> _TASK BRIEF_: Below are some records. Pull every line that contains the word "JSON".

(Entries with figure data)
================
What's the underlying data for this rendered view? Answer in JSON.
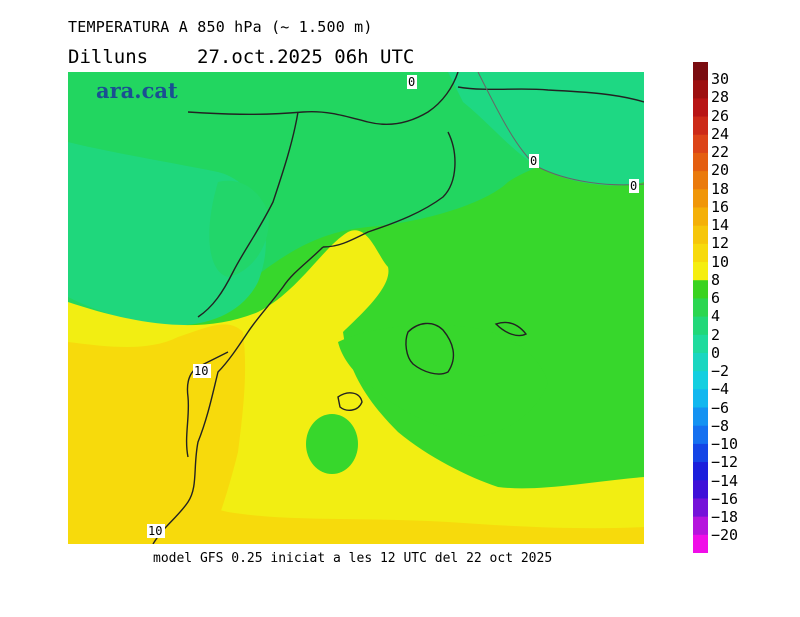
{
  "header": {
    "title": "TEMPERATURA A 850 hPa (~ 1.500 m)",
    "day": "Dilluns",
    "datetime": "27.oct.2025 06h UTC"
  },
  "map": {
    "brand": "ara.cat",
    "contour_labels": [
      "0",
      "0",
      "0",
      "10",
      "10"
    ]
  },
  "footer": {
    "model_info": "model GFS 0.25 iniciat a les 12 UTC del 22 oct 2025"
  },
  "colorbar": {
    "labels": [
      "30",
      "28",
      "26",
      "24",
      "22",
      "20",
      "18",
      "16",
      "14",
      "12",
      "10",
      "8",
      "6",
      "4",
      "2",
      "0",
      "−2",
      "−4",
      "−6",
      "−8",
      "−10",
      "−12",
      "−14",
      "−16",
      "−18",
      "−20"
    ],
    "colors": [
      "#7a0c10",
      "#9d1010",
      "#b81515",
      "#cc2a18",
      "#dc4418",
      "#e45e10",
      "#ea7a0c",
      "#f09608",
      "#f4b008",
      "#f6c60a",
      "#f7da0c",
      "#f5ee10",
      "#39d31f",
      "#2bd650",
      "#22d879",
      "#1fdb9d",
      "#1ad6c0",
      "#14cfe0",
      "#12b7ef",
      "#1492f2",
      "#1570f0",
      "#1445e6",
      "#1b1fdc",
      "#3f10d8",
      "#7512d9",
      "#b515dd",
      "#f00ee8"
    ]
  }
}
================
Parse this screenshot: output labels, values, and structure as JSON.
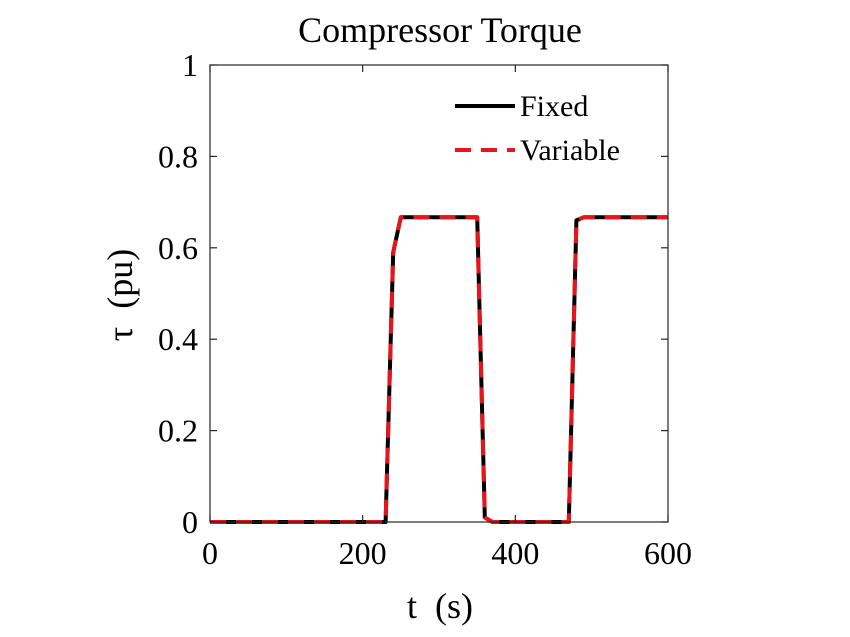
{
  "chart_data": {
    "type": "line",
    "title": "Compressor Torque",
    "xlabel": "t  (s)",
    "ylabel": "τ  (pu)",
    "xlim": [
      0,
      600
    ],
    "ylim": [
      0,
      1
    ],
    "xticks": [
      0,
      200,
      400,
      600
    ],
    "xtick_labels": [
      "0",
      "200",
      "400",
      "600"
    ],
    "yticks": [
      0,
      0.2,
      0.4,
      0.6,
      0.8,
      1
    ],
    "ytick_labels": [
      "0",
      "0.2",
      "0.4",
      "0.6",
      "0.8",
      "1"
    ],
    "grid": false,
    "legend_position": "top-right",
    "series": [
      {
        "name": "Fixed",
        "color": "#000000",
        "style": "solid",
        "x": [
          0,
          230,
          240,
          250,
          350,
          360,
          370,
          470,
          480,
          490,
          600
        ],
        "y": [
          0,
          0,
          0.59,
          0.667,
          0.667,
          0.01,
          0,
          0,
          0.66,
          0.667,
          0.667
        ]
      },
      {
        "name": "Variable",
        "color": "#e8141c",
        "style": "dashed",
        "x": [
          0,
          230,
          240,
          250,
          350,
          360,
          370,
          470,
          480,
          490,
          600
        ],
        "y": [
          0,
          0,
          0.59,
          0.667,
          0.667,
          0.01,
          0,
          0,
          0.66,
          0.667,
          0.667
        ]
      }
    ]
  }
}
================
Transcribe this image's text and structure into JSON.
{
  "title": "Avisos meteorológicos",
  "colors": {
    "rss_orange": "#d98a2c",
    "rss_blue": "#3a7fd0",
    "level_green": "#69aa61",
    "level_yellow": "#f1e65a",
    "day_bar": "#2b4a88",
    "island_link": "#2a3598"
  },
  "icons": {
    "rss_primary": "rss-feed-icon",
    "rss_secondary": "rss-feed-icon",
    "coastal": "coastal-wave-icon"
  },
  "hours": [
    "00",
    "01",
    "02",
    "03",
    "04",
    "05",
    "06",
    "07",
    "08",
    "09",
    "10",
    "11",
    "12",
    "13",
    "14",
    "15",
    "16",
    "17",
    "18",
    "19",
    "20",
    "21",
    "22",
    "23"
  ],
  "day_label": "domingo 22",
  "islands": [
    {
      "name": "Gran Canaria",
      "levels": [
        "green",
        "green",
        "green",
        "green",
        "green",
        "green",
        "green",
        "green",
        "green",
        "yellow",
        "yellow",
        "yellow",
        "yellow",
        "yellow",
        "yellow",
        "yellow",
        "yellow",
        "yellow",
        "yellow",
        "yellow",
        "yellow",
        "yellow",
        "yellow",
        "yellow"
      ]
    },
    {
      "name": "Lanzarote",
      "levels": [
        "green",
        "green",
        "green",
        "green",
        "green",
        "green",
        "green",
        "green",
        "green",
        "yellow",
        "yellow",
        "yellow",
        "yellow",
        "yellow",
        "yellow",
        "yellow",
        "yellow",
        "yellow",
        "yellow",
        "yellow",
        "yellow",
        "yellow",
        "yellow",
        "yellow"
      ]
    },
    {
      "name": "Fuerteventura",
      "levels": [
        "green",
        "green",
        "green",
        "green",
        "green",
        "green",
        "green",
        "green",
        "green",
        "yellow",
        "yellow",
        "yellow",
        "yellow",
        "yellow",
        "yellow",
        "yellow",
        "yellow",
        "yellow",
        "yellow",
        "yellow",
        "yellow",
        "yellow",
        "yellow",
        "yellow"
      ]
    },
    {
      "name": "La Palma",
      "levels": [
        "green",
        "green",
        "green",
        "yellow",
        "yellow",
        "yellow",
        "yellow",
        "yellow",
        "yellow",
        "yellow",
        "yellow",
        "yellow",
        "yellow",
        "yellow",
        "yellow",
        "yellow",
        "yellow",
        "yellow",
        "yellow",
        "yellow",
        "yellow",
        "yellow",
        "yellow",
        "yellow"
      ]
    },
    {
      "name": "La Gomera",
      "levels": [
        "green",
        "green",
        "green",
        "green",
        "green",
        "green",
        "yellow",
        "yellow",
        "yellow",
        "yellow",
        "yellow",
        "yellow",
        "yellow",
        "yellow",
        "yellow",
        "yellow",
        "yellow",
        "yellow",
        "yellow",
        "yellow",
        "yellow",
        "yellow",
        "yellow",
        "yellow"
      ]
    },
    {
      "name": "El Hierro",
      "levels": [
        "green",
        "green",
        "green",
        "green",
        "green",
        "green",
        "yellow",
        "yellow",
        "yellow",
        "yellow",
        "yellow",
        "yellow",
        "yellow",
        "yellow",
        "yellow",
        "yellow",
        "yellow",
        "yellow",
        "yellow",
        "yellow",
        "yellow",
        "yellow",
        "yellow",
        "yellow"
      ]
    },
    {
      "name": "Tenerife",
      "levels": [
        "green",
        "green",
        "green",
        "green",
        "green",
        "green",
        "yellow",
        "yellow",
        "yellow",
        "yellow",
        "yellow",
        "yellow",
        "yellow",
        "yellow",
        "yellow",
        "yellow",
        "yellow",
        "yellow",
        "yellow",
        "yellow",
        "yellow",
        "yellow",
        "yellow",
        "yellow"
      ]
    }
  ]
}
================
> _COMPLETED EXERCISE_:
What's the underlying data for this rendered view? Answer in JSON.
Parse this screenshot: output labels, values, and structure as JSON.
Transcribe this image's text and structure into JSON.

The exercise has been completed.